>> Start

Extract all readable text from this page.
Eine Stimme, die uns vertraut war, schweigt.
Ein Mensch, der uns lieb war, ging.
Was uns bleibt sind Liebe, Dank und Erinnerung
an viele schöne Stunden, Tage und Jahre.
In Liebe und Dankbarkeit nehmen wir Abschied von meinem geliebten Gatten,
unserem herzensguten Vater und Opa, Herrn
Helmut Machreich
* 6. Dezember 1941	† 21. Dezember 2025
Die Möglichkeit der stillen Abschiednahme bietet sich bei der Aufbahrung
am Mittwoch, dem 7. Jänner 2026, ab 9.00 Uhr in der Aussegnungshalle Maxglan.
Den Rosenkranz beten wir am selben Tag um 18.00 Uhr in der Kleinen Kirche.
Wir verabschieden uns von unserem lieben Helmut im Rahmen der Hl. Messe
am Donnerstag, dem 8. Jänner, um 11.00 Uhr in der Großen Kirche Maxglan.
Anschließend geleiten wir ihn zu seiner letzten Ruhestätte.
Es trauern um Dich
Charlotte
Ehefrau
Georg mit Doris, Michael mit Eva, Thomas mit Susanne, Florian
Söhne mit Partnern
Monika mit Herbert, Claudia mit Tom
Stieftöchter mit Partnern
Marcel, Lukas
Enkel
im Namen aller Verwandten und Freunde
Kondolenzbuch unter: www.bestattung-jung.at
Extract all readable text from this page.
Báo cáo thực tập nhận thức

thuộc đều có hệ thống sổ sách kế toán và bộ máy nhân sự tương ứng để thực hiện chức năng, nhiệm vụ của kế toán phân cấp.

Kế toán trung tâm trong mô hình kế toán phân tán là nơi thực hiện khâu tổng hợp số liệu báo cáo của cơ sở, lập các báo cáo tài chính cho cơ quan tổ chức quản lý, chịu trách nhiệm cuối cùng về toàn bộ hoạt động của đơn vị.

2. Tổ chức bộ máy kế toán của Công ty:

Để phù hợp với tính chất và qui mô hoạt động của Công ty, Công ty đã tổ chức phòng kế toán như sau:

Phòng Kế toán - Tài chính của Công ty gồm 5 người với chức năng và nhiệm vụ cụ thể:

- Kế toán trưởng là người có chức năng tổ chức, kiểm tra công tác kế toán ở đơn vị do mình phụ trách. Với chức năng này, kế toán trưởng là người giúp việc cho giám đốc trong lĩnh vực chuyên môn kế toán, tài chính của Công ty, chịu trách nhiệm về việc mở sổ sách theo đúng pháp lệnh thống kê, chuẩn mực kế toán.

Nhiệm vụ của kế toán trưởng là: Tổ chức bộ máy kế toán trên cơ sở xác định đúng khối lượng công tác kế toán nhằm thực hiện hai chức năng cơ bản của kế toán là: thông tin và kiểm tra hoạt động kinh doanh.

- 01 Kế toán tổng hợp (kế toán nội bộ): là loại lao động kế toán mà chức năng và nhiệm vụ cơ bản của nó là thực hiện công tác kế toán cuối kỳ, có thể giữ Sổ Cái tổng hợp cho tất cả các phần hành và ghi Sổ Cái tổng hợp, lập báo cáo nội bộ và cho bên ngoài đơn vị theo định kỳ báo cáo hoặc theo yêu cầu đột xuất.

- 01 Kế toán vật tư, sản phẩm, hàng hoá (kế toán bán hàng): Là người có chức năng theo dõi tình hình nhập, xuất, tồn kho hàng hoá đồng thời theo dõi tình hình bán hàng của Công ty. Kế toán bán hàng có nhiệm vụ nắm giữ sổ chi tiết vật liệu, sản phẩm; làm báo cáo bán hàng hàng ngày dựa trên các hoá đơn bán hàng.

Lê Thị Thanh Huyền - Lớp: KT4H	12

>> End

→ OBJECTIVE: From the listing above, pick out each line where the word "chịu" appears.

→ ANSWER BELOW:
Kế toán trung tâm trong mô hình kế toán phân tán là nơi thực hiện khâu tổng hợp số liệu báo cáo của cơ sở, lập các báo cáo tài chính cho cơ quan tổ chức quản lý, chịu trách nhiệm cuối cùng về toàn bộ hoạt động của đơn vị.
- Kế toán trưởng là người có chức năng tổ chức, kiểm tra công tác kế toán ở đơn vị do mình phụ trách. Với chức năng này, kế toán trưởng là người giúp việc cho giám đốc trong lĩnh vực chuyên môn kế toán, tài chính của Công ty, chịu trách nhiệm về việc mở sổ sách theo đúng pháp lệnh thống kê, chuẩn mực kế toán.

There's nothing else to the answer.